Work to complete:
Identify the lines that contain the string "arrow" and copy all of them.

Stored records
___
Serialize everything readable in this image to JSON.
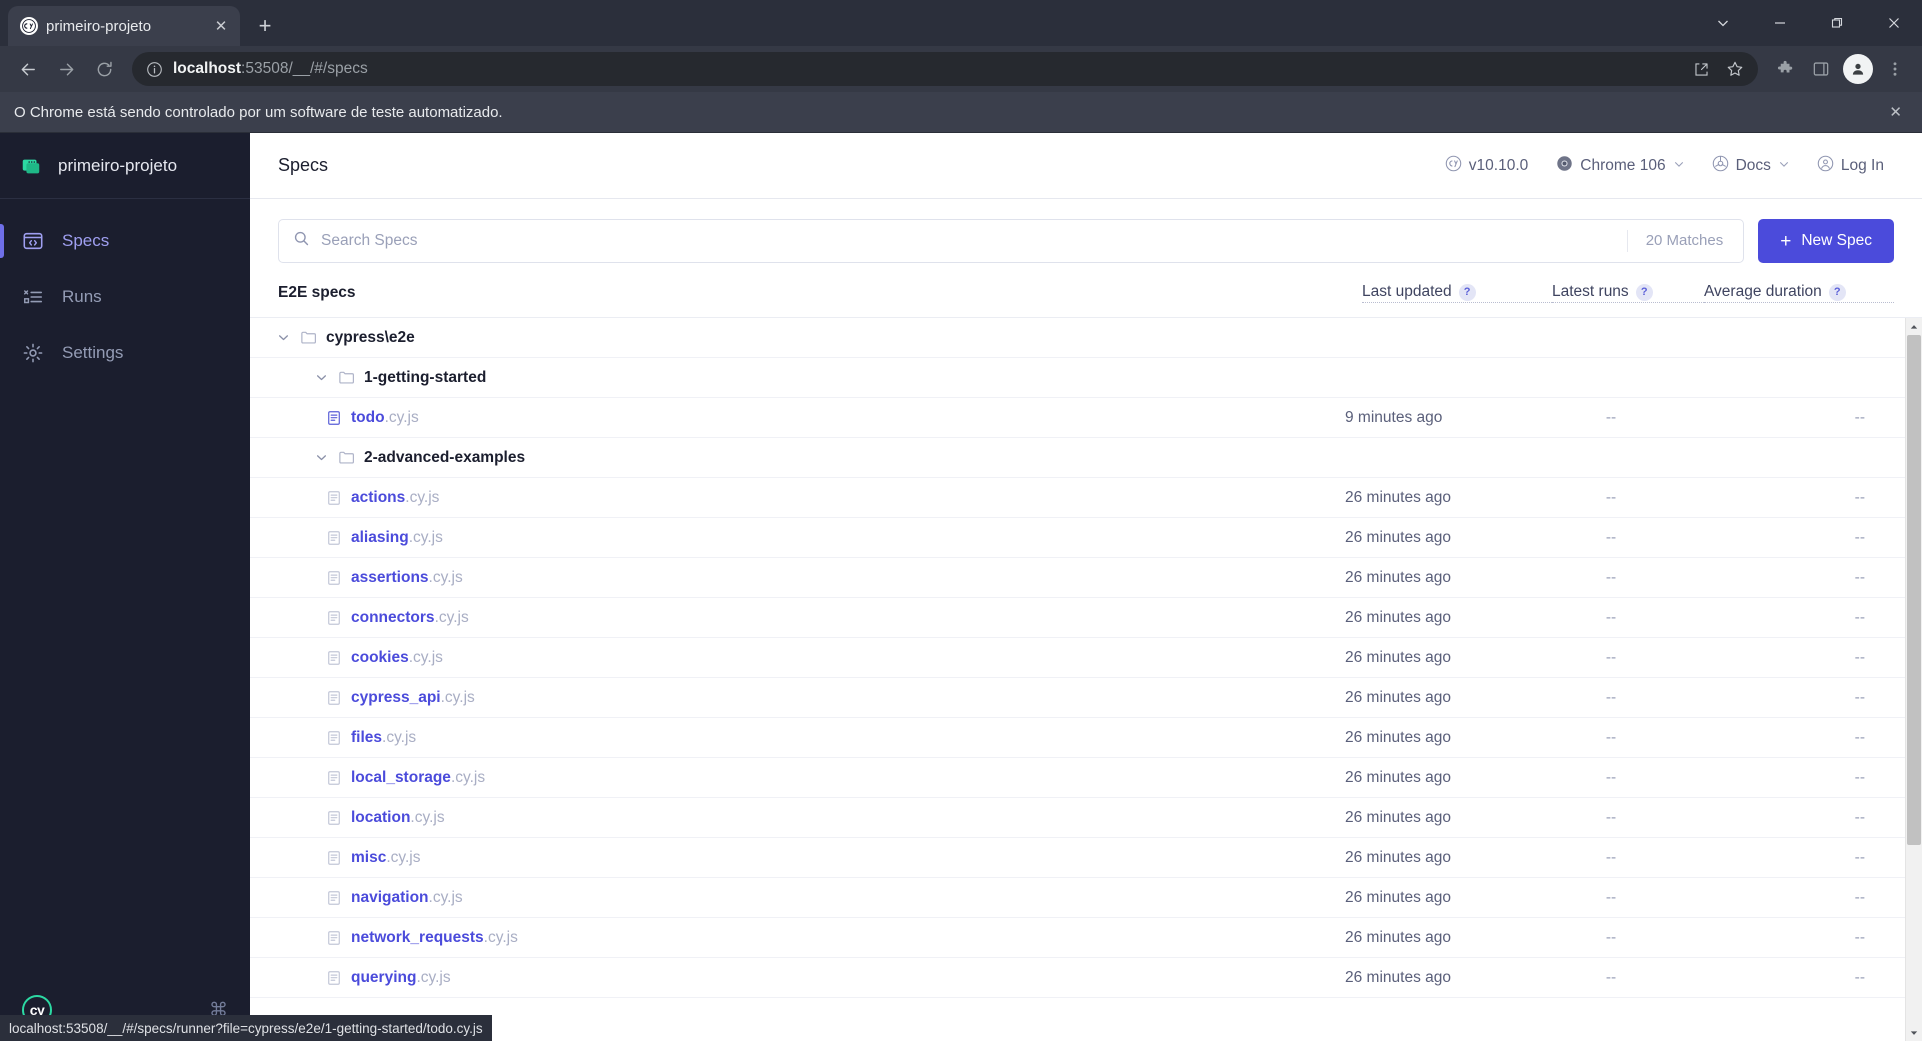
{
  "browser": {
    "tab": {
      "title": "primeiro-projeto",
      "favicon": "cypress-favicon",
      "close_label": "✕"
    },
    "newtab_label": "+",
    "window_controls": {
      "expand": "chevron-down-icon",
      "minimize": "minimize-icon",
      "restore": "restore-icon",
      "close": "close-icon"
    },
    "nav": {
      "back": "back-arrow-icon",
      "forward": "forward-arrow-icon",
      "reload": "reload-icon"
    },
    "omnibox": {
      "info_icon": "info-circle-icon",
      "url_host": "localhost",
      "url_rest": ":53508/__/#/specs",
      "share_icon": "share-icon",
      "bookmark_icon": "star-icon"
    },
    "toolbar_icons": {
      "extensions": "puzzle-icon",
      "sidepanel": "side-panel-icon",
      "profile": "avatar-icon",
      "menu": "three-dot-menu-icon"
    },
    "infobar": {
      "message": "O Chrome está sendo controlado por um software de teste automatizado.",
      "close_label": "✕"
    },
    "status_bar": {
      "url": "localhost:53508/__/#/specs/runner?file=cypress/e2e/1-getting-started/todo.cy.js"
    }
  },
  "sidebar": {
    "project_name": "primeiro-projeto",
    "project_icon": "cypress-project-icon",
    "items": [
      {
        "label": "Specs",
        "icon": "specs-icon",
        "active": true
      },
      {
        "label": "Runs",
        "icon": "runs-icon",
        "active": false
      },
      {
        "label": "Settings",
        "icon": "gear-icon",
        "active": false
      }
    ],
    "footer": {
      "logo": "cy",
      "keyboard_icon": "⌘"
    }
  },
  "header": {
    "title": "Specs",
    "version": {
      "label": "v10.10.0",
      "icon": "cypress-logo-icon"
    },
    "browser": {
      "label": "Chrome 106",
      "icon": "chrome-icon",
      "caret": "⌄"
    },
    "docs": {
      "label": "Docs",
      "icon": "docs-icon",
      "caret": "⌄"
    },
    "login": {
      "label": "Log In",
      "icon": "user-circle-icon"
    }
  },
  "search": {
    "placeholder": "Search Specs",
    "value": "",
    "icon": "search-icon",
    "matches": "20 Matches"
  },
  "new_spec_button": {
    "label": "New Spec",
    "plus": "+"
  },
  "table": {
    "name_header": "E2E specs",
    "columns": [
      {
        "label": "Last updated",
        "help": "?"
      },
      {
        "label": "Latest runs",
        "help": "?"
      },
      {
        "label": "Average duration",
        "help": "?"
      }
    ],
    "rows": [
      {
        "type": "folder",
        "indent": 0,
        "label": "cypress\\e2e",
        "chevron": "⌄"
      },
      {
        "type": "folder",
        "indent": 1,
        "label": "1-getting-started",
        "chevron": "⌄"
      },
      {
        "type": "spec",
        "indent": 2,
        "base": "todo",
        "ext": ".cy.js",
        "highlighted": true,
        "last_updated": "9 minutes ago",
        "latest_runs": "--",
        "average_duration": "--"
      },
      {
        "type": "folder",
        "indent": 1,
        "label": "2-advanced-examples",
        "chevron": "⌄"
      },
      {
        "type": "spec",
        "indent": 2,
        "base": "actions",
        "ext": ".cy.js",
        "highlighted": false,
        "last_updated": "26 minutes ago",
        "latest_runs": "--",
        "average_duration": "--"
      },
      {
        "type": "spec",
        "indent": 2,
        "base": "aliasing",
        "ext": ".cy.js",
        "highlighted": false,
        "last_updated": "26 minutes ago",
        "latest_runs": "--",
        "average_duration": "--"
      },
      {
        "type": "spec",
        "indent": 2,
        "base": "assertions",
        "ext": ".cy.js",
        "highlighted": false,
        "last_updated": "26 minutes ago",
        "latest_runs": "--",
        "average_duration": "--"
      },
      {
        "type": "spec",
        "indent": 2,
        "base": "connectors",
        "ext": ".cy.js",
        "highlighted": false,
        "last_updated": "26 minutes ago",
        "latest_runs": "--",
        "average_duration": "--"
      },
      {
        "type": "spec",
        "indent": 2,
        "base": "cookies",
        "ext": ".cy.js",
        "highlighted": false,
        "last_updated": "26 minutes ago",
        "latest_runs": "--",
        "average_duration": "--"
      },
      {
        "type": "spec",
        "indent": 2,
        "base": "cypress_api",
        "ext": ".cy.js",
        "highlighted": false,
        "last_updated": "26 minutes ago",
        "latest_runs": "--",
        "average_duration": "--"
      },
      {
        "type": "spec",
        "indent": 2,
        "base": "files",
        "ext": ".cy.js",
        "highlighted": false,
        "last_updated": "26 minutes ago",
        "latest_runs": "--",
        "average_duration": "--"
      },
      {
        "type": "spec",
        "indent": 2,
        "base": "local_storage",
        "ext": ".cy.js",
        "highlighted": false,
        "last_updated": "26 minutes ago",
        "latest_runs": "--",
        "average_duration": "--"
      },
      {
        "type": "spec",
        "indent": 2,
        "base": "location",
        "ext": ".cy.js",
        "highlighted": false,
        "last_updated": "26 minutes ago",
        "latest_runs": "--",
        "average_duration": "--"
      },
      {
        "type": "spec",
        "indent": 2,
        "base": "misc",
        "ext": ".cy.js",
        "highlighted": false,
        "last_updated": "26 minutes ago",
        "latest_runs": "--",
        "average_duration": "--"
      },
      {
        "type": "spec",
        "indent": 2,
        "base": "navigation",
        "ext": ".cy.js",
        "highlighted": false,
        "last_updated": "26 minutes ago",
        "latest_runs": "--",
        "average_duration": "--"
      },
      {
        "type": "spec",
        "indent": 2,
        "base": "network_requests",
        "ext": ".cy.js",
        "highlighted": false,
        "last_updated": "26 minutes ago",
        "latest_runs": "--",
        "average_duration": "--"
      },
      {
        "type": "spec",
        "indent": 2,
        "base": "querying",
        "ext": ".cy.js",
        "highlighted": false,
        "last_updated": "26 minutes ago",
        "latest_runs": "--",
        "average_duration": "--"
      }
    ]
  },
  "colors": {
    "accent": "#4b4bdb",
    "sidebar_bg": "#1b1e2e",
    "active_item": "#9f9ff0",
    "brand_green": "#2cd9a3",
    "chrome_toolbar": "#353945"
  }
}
___
Response to the exercise:
      "back": "back-arrow-icon",
      "forward": "forward-arrow-icon",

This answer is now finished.